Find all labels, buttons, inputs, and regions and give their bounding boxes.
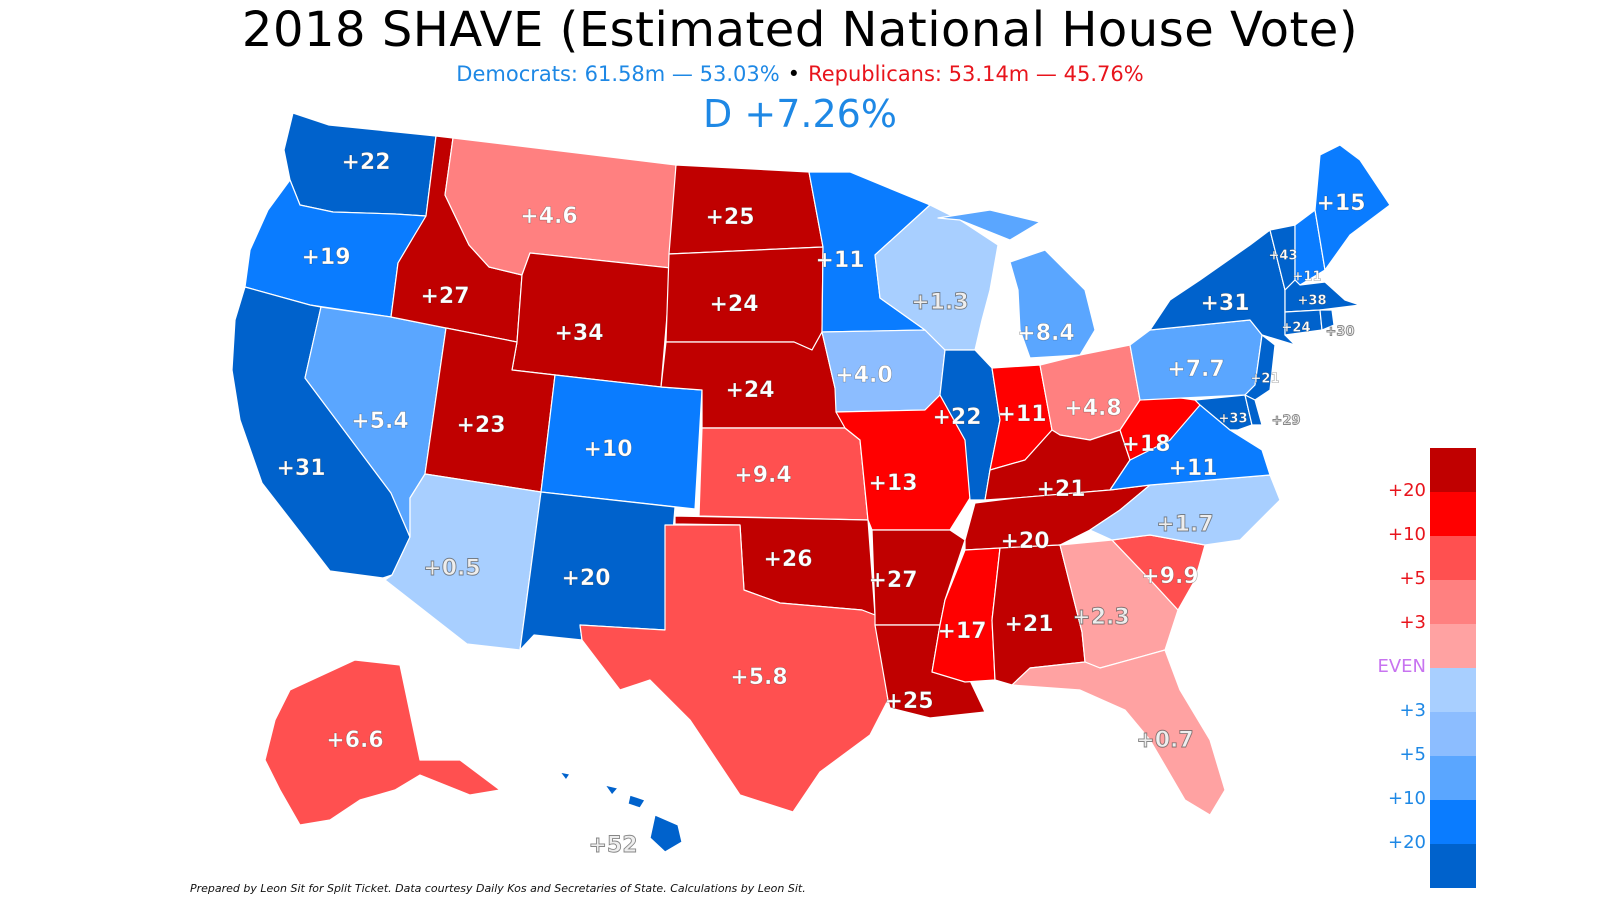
state-label-MO: +13 — [868, 471, 917, 496]
state-label-NJ: +21 — [1251, 372, 1280, 387]
state-label-IN: +11 — [997, 402, 1046, 427]
subtitle-separator: • — [787, 62, 801, 86]
state-label-NH: +11 — [1293, 270, 1322, 285]
state-label-VT: +43 — [1269, 249, 1298, 264]
vote-totals-subtitle: Democrats: 61.58m — 53.03% • Republicans: … — [0, 62, 1600, 86]
legend-swatch — [1430, 756, 1476, 800]
state-label-NV: +5.4 — [351, 409, 408, 434]
state-FL[interactable] — [1011, 649, 1226, 816]
state-label-CT: +24 — [1282, 321, 1311, 336]
state-label-AR: +27 — [868, 568, 917, 593]
state-label-TX: +5.8 — [730, 665, 787, 690]
legend-label: +3 — [1399, 700, 1426, 721]
state-label-KY: +21 — [1036, 477, 1085, 502]
state-label-WA: +22 — [341, 150, 390, 175]
national-margin: D +7.26% — [703, 92, 897, 136]
state-label-IL: +22 — [932, 405, 981, 430]
state-label-UT: +23 — [456, 413, 505, 438]
state-label-MN: +11 — [815, 248, 864, 273]
state-label-DE: +29 — [1272, 414, 1301, 429]
state-label-VA: +11 — [1168, 456, 1217, 481]
state-label-NM: +20 — [561, 566, 610, 591]
map-title: 2018 SHAVE (Estimated National House Vot… — [241, 2, 1359, 58]
state-TX[interactable] — [579, 524, 889, 813]
state-label-MI: +8.4 — [1017, 321, 1074, 346]
state-label-GA: +2.3 — [1072, 605, 1129, 630]
legend-swatch — [1430, 624, 1476, 668]
legend-swatch — [1430, 580, 1476, 624]
state-label-CA: +31 — [276, 456, 325, 481]
state-label-WV: +18 — [1121, 432, 1170, 457]
legend-swatch — [1430, 448, 1476, 492]
democrats-total: Democrats: 61.58m — 53.03% — [456, 62, 780, 86]
republicans-total: Republicans: 53.14m — 45.76% — [808, 62, 1144, 86]
state-label-NC: +1.7 — [1156, 512, 1213, 537]
legend-swatch — [1430, 844, 1476, 888]
state-WY[interactable] — [511, 252, 672, 388]
state-WI[interactable] — [874, 204, 999, 351]
state-label-AZ: +0.5 — [423, 556, 480, 581]
legend-label: +3 — [1399, 612, 1426, 633]
state-label-MA: +38 — [1298, 294, 1327, 309]
legend-label: +5 — [1399, 568, 1426, 589]
legend-label: +10 — [1388, 788, 1426, 809]
legend-label: +5 — [1399, 744, 1426, 765]
state-label-AL: +21 — [1004, 612, 1053, 637]
state-label-OR: +19 — [301, 245, 350, 270]
state-CO[interactable] — [540, 374, 703, 510]
state-label-WI: +1.3 — [911, 290, 968, 315]
legend-swatch — [1430, 492, 1476, 536]
state-label-ND: +25 — [705, 205, 754, 230]
state-label-WY: +34 — [554, 321, 603, 346]
source-footnote: Prepared by Leon Sit for Split Ticket. D… — [190, 882, 806, 895]
state-label-RI: +30 — [1326, 325, 1355, 340]
state-label-LA: +25 — [884, 689, 933, 714]
state-label-OK: +26 — [763, 547, 812, 572]
state-label-AK: +6.6 — [326, 728, 383, 753]
state-label-FL: +0.7 — [1136, 728, 1193, 753]
state-RI[interactable] — [1319, 309, 1335, 331]
state-NH[interactable] — [1294, 209, 1326, 286]
state-label-CO: +10 — [583, 437, 632, 462]
state-label-MD: +33 — [1219, 412, 1248, 427]
state-label-NE: +24 — [725, 378, 774, 403]
state-label-OH: +4.8 — [1064, 396, 1121, 421]
legend-label: +20 — [1388, 480, 1426, 501]
states-layer — [231, 112, 1391, 853]
legend-swatch — [1430, 800, 1476, 844]
state-DE[interactable] — [1244, 394, 1263, 426]
state-AK[interactable] — [264, 659, 501, 826]
state-labels-layer: +22 +19 +31 +5.4 +27 +4.6 +34 +23 +0.5 +… — [276, 150, 1366, 859]
color-scale-legend — [1430, 448, 1476, 888]
state-label-HI: +52 — [588, 833, 637, 858]
state-label-ID: +27 — [420, 284, 469, 309]
legend-swatch — [1430, 668, 1476, 712]
state-label-SC: +9.9 — [1141, 564, 1198, 589]
legend-label: EVEN — [1377, 656, 1426, 677]
state-HI[interactable] — [559, 771, 683, 853]
state-ME[interactable] — [1314, 144, 1391, 271]
legend-label: +10 — [1388, 524, 1426, 545]
legend-label: +20 — [1388, 832, 1426, 853]
state-label-ME: +15 — [1316, 191, 1365, 216]
state-label-MS: +17 — [937, 619, 986, 644]
state-label-IA: +4.0 — [835, 363, 892, 388]
state-label-KS: +9.4 — [734, 463, 791, 488]
legend-swatch — [1430, 712, 1476, 756]
state-label-PA: +7.7 — [1167, 357, 1224, 382]
state-label-NY: +31 — [1200, 291, 1249, 316]
legend-swatch — [1430, 536, 1476, 580]
state-label-TN: +20 — [1000, 529, 1049, 554]
state-label-MT: +4.6 — [520, 204, 577, 229]
state-label-SD: +24 — [709, 292, 758, 317]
....
> [Set task]:
Extract every line above word for word, leaving out the picture.

> [Complete response]:
Find all labels, buttons, inputs, and regions and give their bounding boxes.
state-label-MO: +13 — [868, 471, 917, 496]
state-label-NJ: +21 — [1251, 372, 1280, 387]
state-label-IN: +11 — [997, 402, 1046, 427]
subtitle-separator: • — [787, 62, 801, 86]
state-label-NH: +11 — [1293, 270, 1322, 285]
state-label-VT: +43 — [1269, 249, 1298, 264]
vote-totals-subtitle: Democrats: 61.58m — 53.03% • Republicans: … — [0, 62, 1600, 86]
legend-swatch — [1430, 756, 1476, 800]
state-label-NV: +5.4 — [351, 409, 408, 434]
state-FL[interactable] — [1011, 649, 1226, 816]
state-label-CT: +24 — [1282, 321, 1311, 336]
state-label-AR: +27 — [868, 568, 917, 593]
state-label-TX: +5.8 — [730, 665, 787, 690]
legend-label: +3 — [1399, 700, 1426, 721]
state-label-KY: +21 — [1036, 477, 1085, 502]
state-label-WA: +22 — [341, 150, 390, 175]
national-margin: D +7.26% — [703, 92, 897, 136]
state-label-IL: +22 — [932, 405, 981, 430]
state-label-UT: +23 — [456, 413, 505, 438]
state-label-MN: +11 — [815, 248, 864, 273]
state-label-DE: +29 — [1272, 414, 1301, 429]
state-label-VA: +11 — [1168, 456, 1217, 481]
state-label-NM: +20 — [561, 566, 610, 591]
map-title: 2018 SHAVE (Estimated National House Vot… — [241, 2, 1359, 58]
state-TX[interactable] — [579, 524, 889, 813]
state-label-MI: +8.4 — [1017, 321, 1074, 346]
state-label-GA: +2.3 — [1072, 605, 1129, 630]
legend-swatch — [1430, 624, 1476, 668]
legend-swatch — [1430, 580, 1476, 624]
state-label-CA: +31 — [276, 456, 325, 481]
state-label-WV: +18 — [1121, 432, 1170, 457]
legend-swatch — [1430, 448, 1476, 492]
democrats-total: Democrats: 61.58m — 53.03% — [456, 62, 780, 86]
republicans-total: Republicans: 53.14m — 45.76% — [808, 62, 1144, 86]
state-label-NC: +1.7 — [1156, 512, 1213, 537]
legend-swatch — [1430, 844, 1476, 888]
state-WY[interactable] — [511, 252, 672, 388]
state-WI[interactable] — [874, 204, 999, 351]
state-label-AZ: +0.5 — [423, 556, 480, 581]
legend-label: +3 — [1399, 612, 1426, 633]
state-label-MA: +38 — [1298, 294, 1327, 309]
legend-label: +5 — [1399, 568, 1426, 589]
legend-label: +10 — [1388, 788, 1426, 809]
legend-label: +5 — [1399, 744, 1426, 765]
state-label-AL: +21 — [1004, 612, 1053, 637]
state-label-OR: +19 — [301, 245, 350, 270]
state-CO[interactable] — [540, 374, 703, 510]
state-label-WI: +1.3 — [911, 290, 968, 315]
legend-swatch — [1430, 492, 1476, 536]
state-label-ND: +25 — [705, 205, 754, 230]
state-label-WY: +34 — [554, 321, 603, 346]
source-footnote: Prepared by Leon Sit for Split Ticket. D… — [190, 882, 806, 895]
state-label-RI: +30 — [1326, 325, 1355, 340]
state-label-LA: +25 — [884, 689, 933, 714]
state-label-OK: +26 — [763, 547, 812, 572]
state-label-AK: +6.6 — [326, 728, 383, 753]
state-label-FL: +0.7 — [1136, 728, 1193, 753]
state-RI[interactable] — [1319, 309, 1335, 331]
state-NH[interactable] — [1294, 209, 1326, 286]
state-label-CO: +10 — [583, 437, 632, 462]
state-label-MD: +33 — [1219, 412, 1248, 427]
state-label-NE: +24 — [725, 378, 774, 403]
state-label-OH: +4.8 — [1064, 396, 1121, 421]
legend-label: +20 — [1388, 480, 1426, 501]
states-layer — [231, 112, 1391, 853]
legend-swatch — [1430, 800, 1476, 844]
state-DE[interactable] — [1244, 394, 1263, 426]
state-AK[interactable] — [264, 659, 501, 826]
state-labels-layer: +22 +19 +31 +5.4 +27 +4.6 +34 +23 +0.5 +… — [276, 150, 1366, 859]
color-scale-legend — [1430, 448, 1476, 888]
state-label-HI: +52 — [588, 833, 637, 858]
state-label-ID: +27 — [420, 284, 469, 309]
legend-swatch — [1430, 668, 1476, 712]
state-label-SC: +9.9 — [1141, 564, 1198, 589]
legend-label: EVEN — [1377, 656, 1426, 677]
state-HI[interactable] — [559, 771, 683, 853]
state-ME[interactable] — [1314, 144, 1391, 271]
legend-label: +10 — [1388, 524, 1426, 545]
legend-label: +20 — [1388, 832, 1426, 853]
state-label-ME: +15 — [1316, 191, 1365, 216]
state-label-MS: +17 — [937, 619, 986, 644]
state-label-IA: +4.0 — [835, 363, 892, 388]
state-label-KS: +9.4 — [734, 463, 791, 488]
legend-swatch — [1430, 712, 1476, 756]
state-label-PA: +7.7 — [1167, 357, 1224, 382]
state-label-NY: +31 — [1200, 291, 1249, 316]
legend-swatch — [1430, 536, 1476, 580]
state-label-TN: +20 — [1000, 529, 1049, 554]
state-label-MT: +4.6 — [520, 204, 577, 229]
state-label-SD: +24 — [709, 292, 758, 317]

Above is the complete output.